— Begin SOURCE DATA —

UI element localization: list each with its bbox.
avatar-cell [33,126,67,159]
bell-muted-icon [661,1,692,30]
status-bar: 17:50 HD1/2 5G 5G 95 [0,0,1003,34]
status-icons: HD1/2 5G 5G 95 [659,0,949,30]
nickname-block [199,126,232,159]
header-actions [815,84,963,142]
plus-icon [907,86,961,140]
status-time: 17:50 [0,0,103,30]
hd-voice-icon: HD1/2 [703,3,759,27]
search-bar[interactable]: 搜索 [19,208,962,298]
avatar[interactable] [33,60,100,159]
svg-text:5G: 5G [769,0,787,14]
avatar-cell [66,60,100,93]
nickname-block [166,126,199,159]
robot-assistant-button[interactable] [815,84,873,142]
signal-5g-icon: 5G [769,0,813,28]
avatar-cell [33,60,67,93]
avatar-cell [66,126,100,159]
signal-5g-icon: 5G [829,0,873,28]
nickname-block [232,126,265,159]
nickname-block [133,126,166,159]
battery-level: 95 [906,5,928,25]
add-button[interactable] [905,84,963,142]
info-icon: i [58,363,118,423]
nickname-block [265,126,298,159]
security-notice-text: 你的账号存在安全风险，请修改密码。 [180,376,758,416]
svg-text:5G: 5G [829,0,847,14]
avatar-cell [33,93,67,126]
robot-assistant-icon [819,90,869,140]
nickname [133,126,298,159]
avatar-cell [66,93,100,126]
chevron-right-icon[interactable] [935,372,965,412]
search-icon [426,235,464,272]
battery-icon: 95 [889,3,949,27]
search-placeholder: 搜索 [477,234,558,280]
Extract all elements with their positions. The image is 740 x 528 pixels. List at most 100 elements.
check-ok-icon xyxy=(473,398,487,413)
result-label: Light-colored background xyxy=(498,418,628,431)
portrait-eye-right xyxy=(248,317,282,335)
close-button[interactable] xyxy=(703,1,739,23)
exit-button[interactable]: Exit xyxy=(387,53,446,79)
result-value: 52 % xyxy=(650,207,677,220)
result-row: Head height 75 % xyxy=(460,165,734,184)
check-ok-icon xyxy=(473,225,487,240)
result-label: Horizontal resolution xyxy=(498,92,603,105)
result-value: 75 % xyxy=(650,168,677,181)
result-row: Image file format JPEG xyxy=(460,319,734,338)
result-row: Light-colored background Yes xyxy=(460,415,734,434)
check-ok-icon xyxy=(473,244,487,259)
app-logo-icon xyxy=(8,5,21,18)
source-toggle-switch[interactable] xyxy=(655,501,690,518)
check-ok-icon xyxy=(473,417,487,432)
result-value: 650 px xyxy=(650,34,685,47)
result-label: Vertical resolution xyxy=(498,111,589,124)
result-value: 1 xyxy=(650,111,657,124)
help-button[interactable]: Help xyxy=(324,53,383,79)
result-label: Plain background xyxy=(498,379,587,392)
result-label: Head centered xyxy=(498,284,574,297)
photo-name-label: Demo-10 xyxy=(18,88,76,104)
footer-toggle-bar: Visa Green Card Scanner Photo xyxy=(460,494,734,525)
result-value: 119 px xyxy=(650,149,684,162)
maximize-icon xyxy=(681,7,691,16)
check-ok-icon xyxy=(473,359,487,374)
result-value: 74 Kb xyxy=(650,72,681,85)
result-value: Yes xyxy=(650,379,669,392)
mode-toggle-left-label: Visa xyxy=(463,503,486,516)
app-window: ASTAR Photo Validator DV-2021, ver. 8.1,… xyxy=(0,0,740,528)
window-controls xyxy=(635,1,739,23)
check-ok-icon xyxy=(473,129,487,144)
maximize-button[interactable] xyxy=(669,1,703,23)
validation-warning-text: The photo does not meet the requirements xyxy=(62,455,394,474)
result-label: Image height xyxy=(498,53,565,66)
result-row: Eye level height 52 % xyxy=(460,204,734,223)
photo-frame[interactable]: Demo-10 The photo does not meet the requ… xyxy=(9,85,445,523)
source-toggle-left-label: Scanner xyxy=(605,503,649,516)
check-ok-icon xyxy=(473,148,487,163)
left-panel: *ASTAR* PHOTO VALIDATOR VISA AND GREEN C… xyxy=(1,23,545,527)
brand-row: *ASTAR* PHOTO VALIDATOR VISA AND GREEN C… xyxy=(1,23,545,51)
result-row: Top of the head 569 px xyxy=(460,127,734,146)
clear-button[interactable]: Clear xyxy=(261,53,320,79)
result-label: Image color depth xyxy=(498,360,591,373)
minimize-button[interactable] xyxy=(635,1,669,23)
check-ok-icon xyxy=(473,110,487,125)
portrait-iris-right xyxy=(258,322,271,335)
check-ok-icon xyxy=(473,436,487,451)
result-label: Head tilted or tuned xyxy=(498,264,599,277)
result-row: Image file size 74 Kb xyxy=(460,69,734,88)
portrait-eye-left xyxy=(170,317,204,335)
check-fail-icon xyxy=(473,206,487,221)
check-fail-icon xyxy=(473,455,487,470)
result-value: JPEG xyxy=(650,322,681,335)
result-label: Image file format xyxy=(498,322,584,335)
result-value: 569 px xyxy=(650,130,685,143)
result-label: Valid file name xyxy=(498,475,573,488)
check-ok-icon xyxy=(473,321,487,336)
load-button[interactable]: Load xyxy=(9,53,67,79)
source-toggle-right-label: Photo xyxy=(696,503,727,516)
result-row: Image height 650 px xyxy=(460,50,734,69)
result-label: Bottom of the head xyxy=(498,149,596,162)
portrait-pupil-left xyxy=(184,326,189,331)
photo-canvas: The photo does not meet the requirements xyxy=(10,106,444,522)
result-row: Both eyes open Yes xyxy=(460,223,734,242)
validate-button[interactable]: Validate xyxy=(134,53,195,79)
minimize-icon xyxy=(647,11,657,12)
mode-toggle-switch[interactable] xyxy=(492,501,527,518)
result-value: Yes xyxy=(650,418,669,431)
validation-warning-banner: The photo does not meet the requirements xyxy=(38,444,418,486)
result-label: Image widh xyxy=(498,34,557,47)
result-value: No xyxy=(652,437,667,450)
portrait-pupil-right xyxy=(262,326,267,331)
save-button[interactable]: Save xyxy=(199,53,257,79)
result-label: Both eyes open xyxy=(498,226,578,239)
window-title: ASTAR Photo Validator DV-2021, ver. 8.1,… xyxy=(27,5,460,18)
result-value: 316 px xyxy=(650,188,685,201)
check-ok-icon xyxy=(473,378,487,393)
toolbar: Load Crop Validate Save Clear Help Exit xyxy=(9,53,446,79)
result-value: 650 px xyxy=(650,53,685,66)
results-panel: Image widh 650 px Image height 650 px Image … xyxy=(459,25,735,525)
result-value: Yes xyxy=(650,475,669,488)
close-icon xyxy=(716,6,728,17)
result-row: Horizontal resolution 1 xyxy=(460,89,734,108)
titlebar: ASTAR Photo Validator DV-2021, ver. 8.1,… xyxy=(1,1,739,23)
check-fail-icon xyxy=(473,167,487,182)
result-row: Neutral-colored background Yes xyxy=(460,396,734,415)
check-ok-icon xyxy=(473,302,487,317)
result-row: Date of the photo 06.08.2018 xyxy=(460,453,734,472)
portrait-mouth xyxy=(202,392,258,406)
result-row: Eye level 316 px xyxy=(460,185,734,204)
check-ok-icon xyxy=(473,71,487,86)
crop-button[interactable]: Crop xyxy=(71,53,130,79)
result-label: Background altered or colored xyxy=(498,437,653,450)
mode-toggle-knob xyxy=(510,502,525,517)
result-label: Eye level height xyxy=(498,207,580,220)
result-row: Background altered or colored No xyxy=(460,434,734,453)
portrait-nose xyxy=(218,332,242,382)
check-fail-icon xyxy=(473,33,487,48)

— End SOURCE DATA —

* GIVEN EXERCISE: Rewrite all of the entries above, replacing every "check-ok-icon" with "check-pass-icon" and leaving everything else the same.

* SOLUTION:
UI element localization: list each with its bbox.
avatar-cell [33,126,67,159]
bell-muted-icon [661,1,692,30]
status-bar: 17:50 HD1/2 5G 5G 95 [0,0,1003,34]
status-icons: HD1/2 5G 5G 95 [659,0,949,30]
nickname-block [199,126,232,159]
header-actions [815,84,963,142]
plus-icon [907,86,961,140]
status-time: 17:50 [0,0,103,30]
hd-voice-icon: HD1/2 [703,3,759,27]
search-bar[interactable]: 搜索 [19,208,962,298]
avatar[interactable] [33,60,100,159]
svg-text:5G: 5G [769,0,787,14]
avatar-cell [66,60,100,93]
nickname-block [166,126,199,159]
robot-assistant-button[interactable] [815,84,873,142]
signal-5g-icon: 5G [769,0,813,28]
avatar-cell [33,60,67,93]
avatar-cell [66,126,100,159]
signal-5g-icon: 5G [829,0,873,28]
nickname-block [232,126,265,159]
nickname-block [133,126,166,159]
battery-level: 95 [906,5,928,25]
add-button[interactable] [905,84,963,142]
info-icon: i [58,363,118,423]
nickname-block [265,126,298,159]
security-notice-text: 你的账号存在安全风险，请修改密码。 [180,376,758,416]
svg-text:5G: 5G [829,0,847,14]
avatar-cell [33,93,67,126]
robot-assistant-icon [819,90,869,140]
nickname [133,126,298,159]
avatar-cell [66,93,100,126]
chevron-right-icon[interactable] [935,372,965,412]
search-icon [426,235,464,272]
battery-icon: 95 [889,3,949,27]
search-placeholder: 搜索 [477,234,558,280]
Extract all elements with their positions. The image is 740 x 528 pixels. List at most 100 elements.
check-pass-icon xyxy=(473,398,487,413)
result-label: Light-colored background xyxy=(498,418,628,431)
portrait-eye-right xyxy=(248,317,282,335)
close-button[interactable] xyxy=(703,1,739,23)
exit-button[interactable]: Exit xyxy=(387,53,446,79)
result-value: 52 % xyxy=(650,207,677,220)
result-row: Head height 75 % xyxy=(460,165,734,184)
check-pass-icon xyxy=(473,225,487,240)
result-label: Horizontal resolution xyxy=(498,92,603,105)
result-value: 75 % xyxy=(650,168,677,181)
result-row: Image file format JPEG xyxy=(460,319,734,338)
result-row: Light-colored background Yes xyxy=(460,415,734,434)
check-pass-icon xyxy=(473,244,487,259)
app-logo-icon xyxy=(8,5,21,18)
source-toggle-switch[interactable] xyxy=(655,501,690,518)
check-pass-icon xyxy=(473,417,487,432)
result-value: 650 px xyxy=(650,34,685,47)
result-label: Vertical resolution xyxy=(498,111,589,124)
result-value: 1 xyxy=(650,111,657,124)
help-button[interactable]: Help xyxy=(324,53,383,79)
result-label: Plain background xyxy=(498,379,587,392)
result-label: Head centered xyxy=(498,284,574,297)
photo-name-label: Demo-10 xyxy=(18,88,76,104)
footer-toggle-bar: Visa Green Card Scanner Photo xyxy=(460,494,734,525)
result-value: 119 px xyxy=(650,149,684,162)
maximize-icon xyxy=(681,7,691,16)
check-pass-icon xyxy=(473,359,487,374)
result-value: 74 Kb xyxy=(650,72,681,85)
result-value: Yes xyxy=(650,379,669,392)
mode-toggle-left-label: Visa xyxy=(463,503,486,516)
app-window: ASTAR Photo Validator DV-2021, ver. 8.1,… xyxy=(0,0,740,528)
window-controls xyxy=(635,1,739,23)
check-pass-icon xyxy=(473,129,487,144)
maximize-button[interactable] xyxy=(669,1,703,23)
validation-warning-text: The photo does not meet the requirements xyxy=(62,455,394,474)
result-label: Image height xyxy=(498,53,565,66)
result-row: Eye level height 52 % xyxy=(460,204,734,223)
photo-frame[interactable]: Demo-10 The photo does not meet the requ… xyxy=(9,85,445,523)
source-toggle-left-label: Scanner xyxy=(605,503,649,516)
check-pass-icon xyxy=(473,148,487,163)
left-panel: *ASTAR* PHOTO VALIDATOR VISA AND GREEN C… xyxy=(1,23,545,527)
brand-row: *ASTAR* PHOTO VALIDATOR VISA AND GREEN C… xyxy=(1,23,545,51)
result-row: Top of the head 569 px xyxy=(460,127,734,146)
clear-button[interactable]: Clear xyxy=(261,53,320,79)
result-label: Image color depth xyxy=(498,360,591,373)
minimize-button[interactable] xyxy=(635,1,669,23)
check-pass-icon xyxy=(473,110,487,125)
portrait-iris-right xyxy=(258,322,271,335)
check-pass-icon xyxy=(473,436,487,451)
result-label: Head tilted or tuned xyxy=(498,264,599,277)
result-row: Image file size 74 Kb xyxy=(460,69,734,88)
portrait-eye-left xyxy=(170,317,204,335)
check-fail-icon xyxy=(473,206,487,221)
check-fail-icon xyxy=(473,455,487,470)
result-value: JPEG xyxy=(650,322,681,335)
result-label: Image file format xyxy=(498,322,584,335)
result-value: 569 px xyxy=(650,130,685,143)
result-label: Valid file name xyxy=(498,475,573,488)
check-pass-icon xyxy=(473,321,487,336)
load-button[interactable]: Load xyxy=(9,53,67,79)
source-toggle-right-label: Photo xyxy=(696,503,727,516)
result-row: Image height 650 px xyxy=(460,50,734,69)
result-label: Bottom of the head xyxy=(498,149,596,162)
portrait-pupil-left xyxy=(184,326,189,331)
photo-canvas: The photo does not meet the requirements xyxy=(10,106,444,522)
result-row: Both eyes open Yes xyxy=(460,223,734,242)
validate-button[interactable]: Validate xyxy=(134,53,195,79)
minimize-icon xyxy=(647,11,657,12)
mode-toggle-switch[interactable] xyxy=(492,501,527,518)
result-value: Yes xyxy=(650,418,669,431)
validation-warning-banner: The photo does not meet the requirements xyxy=(38,444,418,486)
result-label: Image widh xyxy=(498,34,557,47)
result-value: No xyxy=(652,437,667,450)
portrait-pupil-right xyxy=(262,326,267,331)
save-button[interactable]: Save xyxy=(199,53,257,79)
result-label: Both eyes open xyxy=(498,226,578,239)
window-title: ASTAR Photo Validator DV-2021, ver. 8.1,… xyxy=(27,5,460,18)
result-value: 316 px xyxy=(650,188,685,201)
check-pass-icon xyxy=(473,378,487,393)
toolbar: Load Crop Validate Save Clear Help Exit xyxy=(9,53,446,79)
result-value: 650 px xyxy=(650,53,685,66)
results-panel: Image widh 650 px Image height 650 px Image … xyxy=(459,25,735,525)
result-value: Yes xyxy=(650,475,669,488)
close-icon xyxy=(716,6,728,17)
result-row: Horizontal resolution 1 xyxy=(460,89,734,108)
titlebar: ASTAR Photo Validator DV-2021, ver. 8.1,… xyxy=(1,1,739,23)
check-fail-icon xyxy=(473,167,487,182)
result-row: Neutral-colored background Yes xyxy=(460,396,734,415)
check-pass-icon xyxy=(473,302,487,317)
result-row: Date of the photo 06.08.2018 xyxy=(460,453,734,472)
portrait-mouth xyxy=(202,392,258,406)
result-row: Eye level 316 px xyxy=(460,185,734,204)
check-pass-icon xyxy=(473,71,487,86)
crop-button[interactable]: Crop xyxy=(71,53,130,79)
result-label: Background altered or colored xyxy=(498,437,653,450)
mode-toggle-knob xyxy=(510,502,525,517)
result-label: Eye level height xyxy=(498,207,580,220)
result-row: Background altered or colored No xyxy=(460,434,734,453)
portrait-nose xyxy=(218,332,242,382)
check-fail-icon xyxy=(473,33,487,48)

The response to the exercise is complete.